* **SUPPLIED PASSAGE**
Re: race condition in pg_class

From: Noah Misch <noah(at)leadboat(dot)com>
To: Heikki Linnakangas <hlinnaka(at)iki(dot)fi>
Cc: Robert Haas <robertmhaas(at)gmail(dot)com>, pgsql-hackers(at)postgresql(dot)org, Tom Lane <tgl(at)sss(dot)pgh(dot)pa(dot)us>, Smolkin Grigory <smallkeen(at)gmail(dot)com>, Michael Paquier <michael(at)paquier(dot)xyz>, Alexander Lakhin <exclusion(at)gmail(dot)com>
Subject: Re: race condition in pg_class
Date: 2024-08-22 07:32:00
Message-ID: 20240822073200.4f.nmisch@google.com
Views: Raw Message | Whole Thread | Download mbox | Resend email
Thread:
Lists: pgsql-hackers

On Tue, Aug 20, 2024 at 11:59:45AM +0300, Heikki Linnakangas wrote:
> On 17/08/2024 07:07, Noah Misch wrote:
> > On Fri, Aug 16, 2024 at 12:26:28PM +0300, Heikki Linnakangas wrote:
> > > I wonder if the functions should be called "systable_*" and placed in
> > > genam.c rather than in heapam.c. The interface looks more like the existing
> > > systable functions. It feels like a modularity violation for a function in
> > > heapam.c to take an argument like "indexId", and call back into systable_*
> > > functions.
> >
> > Yes, _scan() and _cancel() especially are wrappers around systable. Some API
> > options follow. Any preference or other ideas?
> >
> > ==== direct s/heap_/systable_/ rename [option 1]
> >
> > systable_inplace_update_scan([...], &tup, &inplace_state);
> > if (!HeapTupleIsValid(tup))
> > elog(ERROR, [...]);
> > ... [buffer is exclusive-locked; mutate "tup"] ...
> > if (dirty)
> > systable_inplace_update_finish(inplace_state, tup);
> > else
> > systable_inplace_update_cancel(inplace_state);
> >
> > ==== make the first and last steps more systable-like [option 2]
> >
> > systable_inplace_update_begin([...], &tup, &inplace_state);
> > if (!HeapTupleIsValid(tup))
> > elog(ERROR, [...]);
> > ... [buffer is exclusive-locked; mutate "tup"] ...
> > if (dirty)
> > systable_inplace_update(inplace_state, tup);
> > systable_inplace_update_end(inplace_state);

> My order of preference is: 2, 1, 3.

I kept tuple locking responsibility in heapam.c. That's simpler and better
for modularity, but it does mean we release+acquire after any xmax wait.
Before, we avoided that if the next genam.c scan found the same TID. (If the
next scan finds the same TID, the xmax probably aborted.) I think DDL aborts
are rare enough to justify simplifying as this version does. I don't expect
anyone to notice the starvation outside of tests built to show it. (With
previous versions, one can show it with a purpose-built test that commits
instead of aborting, like the "001_pgbench_grant(at)9" test.)

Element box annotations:
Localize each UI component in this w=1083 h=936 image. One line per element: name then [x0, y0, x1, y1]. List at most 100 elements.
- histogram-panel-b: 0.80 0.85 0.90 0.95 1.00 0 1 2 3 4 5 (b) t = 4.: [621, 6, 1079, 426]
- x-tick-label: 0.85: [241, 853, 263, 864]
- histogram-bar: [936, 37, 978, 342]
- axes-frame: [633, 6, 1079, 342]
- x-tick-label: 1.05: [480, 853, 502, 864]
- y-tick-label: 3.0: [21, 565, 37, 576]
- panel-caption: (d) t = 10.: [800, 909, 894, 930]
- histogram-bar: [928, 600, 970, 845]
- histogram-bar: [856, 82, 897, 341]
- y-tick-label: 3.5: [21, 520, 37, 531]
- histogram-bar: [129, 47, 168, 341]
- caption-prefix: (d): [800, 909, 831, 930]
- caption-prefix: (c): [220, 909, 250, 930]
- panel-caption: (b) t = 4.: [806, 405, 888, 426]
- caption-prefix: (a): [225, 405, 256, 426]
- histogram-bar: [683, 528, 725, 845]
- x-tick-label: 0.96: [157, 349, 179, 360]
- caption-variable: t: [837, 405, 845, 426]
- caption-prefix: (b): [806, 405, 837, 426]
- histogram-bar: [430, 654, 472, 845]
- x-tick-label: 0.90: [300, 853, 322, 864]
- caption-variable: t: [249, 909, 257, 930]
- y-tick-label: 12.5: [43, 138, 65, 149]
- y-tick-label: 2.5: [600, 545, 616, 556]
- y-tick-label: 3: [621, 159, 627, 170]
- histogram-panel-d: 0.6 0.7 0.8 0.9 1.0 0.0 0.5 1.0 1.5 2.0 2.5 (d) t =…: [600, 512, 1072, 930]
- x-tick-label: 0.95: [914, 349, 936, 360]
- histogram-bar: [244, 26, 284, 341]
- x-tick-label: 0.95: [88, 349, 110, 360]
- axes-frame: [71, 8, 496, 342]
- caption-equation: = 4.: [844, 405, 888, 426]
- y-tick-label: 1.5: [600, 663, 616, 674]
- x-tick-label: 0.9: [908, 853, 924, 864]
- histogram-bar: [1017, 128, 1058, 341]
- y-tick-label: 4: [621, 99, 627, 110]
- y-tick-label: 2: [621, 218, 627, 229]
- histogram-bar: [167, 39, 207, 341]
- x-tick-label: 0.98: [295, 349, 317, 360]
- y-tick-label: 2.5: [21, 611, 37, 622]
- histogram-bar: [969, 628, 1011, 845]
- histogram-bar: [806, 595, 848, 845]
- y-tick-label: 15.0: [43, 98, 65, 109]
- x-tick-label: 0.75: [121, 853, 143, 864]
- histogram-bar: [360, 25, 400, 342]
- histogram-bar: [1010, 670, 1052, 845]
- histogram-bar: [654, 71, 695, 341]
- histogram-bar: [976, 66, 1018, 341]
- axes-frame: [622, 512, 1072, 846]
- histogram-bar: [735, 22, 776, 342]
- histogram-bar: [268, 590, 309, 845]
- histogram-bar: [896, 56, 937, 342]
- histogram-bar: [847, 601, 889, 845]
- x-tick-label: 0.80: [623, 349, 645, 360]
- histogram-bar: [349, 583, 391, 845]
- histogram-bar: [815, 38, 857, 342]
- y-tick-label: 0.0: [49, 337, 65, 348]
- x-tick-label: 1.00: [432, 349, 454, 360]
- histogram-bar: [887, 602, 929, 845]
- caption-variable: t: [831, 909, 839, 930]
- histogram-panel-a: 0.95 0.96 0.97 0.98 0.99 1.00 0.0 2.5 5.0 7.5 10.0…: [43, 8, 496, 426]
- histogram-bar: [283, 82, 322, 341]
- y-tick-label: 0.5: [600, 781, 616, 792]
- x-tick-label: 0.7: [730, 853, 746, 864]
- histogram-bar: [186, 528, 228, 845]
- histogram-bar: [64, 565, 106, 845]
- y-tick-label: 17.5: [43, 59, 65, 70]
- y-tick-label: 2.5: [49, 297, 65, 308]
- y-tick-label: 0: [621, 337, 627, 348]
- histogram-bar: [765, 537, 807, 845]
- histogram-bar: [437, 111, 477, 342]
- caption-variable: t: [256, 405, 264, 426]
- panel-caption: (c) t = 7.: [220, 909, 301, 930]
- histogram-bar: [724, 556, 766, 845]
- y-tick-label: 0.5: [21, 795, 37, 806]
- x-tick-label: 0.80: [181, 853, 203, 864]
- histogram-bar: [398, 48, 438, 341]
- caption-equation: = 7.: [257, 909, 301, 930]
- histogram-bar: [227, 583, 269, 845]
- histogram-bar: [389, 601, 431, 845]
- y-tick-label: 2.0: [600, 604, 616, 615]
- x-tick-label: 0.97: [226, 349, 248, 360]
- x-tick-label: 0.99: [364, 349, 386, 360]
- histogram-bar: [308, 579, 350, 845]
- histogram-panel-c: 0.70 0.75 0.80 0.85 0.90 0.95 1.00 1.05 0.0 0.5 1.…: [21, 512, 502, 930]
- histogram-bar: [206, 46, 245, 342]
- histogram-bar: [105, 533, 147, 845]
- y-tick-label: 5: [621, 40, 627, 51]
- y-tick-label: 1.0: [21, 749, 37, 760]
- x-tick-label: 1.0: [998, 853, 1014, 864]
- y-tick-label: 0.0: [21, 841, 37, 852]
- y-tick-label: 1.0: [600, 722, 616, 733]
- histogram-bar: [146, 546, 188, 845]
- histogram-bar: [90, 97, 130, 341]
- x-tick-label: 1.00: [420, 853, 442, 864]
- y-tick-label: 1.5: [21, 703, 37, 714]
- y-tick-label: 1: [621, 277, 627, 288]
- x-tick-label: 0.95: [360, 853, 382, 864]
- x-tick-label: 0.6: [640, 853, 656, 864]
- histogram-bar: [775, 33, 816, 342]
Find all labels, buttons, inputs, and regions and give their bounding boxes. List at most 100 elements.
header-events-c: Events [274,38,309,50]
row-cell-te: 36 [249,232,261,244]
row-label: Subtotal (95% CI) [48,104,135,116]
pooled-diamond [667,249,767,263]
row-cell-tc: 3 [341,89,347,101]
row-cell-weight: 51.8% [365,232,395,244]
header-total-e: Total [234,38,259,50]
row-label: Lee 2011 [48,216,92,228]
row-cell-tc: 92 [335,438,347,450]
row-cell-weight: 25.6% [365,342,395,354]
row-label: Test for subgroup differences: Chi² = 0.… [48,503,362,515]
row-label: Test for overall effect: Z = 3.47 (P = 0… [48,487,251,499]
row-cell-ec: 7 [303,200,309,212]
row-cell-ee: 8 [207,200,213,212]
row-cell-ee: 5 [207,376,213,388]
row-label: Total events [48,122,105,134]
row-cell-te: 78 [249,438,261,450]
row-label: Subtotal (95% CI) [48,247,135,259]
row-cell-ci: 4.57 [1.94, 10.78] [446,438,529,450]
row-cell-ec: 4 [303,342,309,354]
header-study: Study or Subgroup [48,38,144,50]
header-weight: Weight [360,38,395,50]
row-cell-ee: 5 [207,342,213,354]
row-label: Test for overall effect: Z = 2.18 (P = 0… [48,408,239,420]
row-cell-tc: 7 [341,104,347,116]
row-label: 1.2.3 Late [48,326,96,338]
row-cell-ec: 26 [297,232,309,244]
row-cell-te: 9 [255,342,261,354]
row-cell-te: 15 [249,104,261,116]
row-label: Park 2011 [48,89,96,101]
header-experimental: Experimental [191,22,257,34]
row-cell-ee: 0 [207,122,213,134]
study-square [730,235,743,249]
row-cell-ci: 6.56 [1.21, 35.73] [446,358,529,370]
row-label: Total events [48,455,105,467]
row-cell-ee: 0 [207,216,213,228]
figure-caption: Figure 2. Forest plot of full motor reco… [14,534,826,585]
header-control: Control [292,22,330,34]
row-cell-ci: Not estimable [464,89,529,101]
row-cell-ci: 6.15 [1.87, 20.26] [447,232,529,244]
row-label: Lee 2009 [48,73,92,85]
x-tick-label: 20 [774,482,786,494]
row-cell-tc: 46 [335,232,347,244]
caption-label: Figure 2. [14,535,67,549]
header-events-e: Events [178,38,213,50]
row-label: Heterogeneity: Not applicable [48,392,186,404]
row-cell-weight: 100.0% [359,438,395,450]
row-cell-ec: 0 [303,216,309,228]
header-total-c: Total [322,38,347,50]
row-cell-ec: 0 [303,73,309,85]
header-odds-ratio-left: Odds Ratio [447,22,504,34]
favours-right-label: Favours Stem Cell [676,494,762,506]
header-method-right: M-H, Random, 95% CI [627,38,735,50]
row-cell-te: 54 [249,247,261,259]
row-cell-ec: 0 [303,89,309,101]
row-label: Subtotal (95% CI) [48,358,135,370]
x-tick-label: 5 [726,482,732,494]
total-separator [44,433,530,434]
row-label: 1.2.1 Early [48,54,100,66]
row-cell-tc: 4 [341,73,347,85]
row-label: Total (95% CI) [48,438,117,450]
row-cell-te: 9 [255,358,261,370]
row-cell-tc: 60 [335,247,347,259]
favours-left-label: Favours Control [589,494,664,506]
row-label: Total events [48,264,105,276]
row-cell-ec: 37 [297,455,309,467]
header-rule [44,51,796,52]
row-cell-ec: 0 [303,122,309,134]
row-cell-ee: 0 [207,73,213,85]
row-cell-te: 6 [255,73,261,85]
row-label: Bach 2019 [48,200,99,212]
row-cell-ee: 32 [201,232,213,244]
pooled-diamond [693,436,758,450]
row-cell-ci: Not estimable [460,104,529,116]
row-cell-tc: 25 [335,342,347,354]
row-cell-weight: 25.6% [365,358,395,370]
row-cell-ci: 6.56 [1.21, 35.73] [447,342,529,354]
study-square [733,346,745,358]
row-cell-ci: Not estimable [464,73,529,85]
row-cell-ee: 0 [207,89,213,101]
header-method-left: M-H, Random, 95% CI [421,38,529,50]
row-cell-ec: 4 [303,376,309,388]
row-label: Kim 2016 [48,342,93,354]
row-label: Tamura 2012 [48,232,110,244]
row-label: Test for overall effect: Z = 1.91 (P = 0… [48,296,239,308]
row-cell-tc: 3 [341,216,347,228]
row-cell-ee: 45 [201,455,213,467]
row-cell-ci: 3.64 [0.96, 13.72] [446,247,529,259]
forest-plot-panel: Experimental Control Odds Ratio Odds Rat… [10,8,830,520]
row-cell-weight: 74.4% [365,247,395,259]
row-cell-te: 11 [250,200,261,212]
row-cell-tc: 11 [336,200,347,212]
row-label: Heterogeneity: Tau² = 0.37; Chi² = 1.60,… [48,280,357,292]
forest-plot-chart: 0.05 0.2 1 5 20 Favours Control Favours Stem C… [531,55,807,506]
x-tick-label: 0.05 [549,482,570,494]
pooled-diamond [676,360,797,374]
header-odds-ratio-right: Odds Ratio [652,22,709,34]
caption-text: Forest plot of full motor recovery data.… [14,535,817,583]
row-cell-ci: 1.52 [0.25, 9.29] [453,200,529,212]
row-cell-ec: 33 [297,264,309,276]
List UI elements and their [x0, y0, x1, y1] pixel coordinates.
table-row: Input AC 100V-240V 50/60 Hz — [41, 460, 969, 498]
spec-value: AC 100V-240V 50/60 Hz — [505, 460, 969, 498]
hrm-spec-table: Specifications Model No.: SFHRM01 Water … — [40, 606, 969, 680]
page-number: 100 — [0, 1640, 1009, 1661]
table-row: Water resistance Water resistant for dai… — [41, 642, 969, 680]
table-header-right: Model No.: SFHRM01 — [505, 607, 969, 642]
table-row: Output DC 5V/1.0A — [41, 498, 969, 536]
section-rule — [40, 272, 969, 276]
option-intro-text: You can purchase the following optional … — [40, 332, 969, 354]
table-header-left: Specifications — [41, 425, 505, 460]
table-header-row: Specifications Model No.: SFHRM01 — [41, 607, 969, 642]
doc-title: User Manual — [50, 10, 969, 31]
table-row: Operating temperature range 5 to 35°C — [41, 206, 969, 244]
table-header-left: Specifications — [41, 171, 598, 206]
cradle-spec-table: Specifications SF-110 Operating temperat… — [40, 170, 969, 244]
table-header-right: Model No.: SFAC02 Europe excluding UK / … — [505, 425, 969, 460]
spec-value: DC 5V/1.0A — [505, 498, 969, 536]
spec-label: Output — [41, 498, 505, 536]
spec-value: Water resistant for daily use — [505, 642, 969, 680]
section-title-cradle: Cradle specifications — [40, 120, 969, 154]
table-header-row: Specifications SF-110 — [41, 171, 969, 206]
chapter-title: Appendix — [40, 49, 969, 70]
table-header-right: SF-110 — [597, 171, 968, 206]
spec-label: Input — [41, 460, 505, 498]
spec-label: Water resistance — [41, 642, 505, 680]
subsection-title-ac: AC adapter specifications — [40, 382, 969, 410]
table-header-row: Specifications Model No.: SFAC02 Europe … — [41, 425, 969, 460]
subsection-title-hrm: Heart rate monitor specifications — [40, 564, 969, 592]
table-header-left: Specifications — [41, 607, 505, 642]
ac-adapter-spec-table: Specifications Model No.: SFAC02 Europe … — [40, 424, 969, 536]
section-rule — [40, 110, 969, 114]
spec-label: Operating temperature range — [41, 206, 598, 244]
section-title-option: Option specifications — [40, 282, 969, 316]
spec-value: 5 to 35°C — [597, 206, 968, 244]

* **TASK INSTRUCTIONS**
Edit the pg_class race condition message from "On Tue, Aug" up to and including "or other ideas?", putting "thin layers" wherever "wrappers" appears.

* **TASK RESPONSE**
On Tue, Aug 20, 2024 at 11:59:45AM +0300, Heikki Linnakangas wrote:
> On 17/08/2024 07:07, Noah Misch wrote:
> > On Fri, Aug 16, 2024 at 12:26:28PM +0300, Heikki Linnakangas wrote:
> > > I wonder if the functions should be called "systable_*" and placed in
> > > genam.c rather than in heapam.c. The interface looks more like the existing
> > > systable functions. It feels like a modularity violation for a function in
> > > heapam.c to take an argument like "indexId", and call back into systable_*
> > > functions.
> >
> > Yes, _scan() and _cancel() especially are thin layers around systable. Some API
> > options follow. Any preference or other ideas?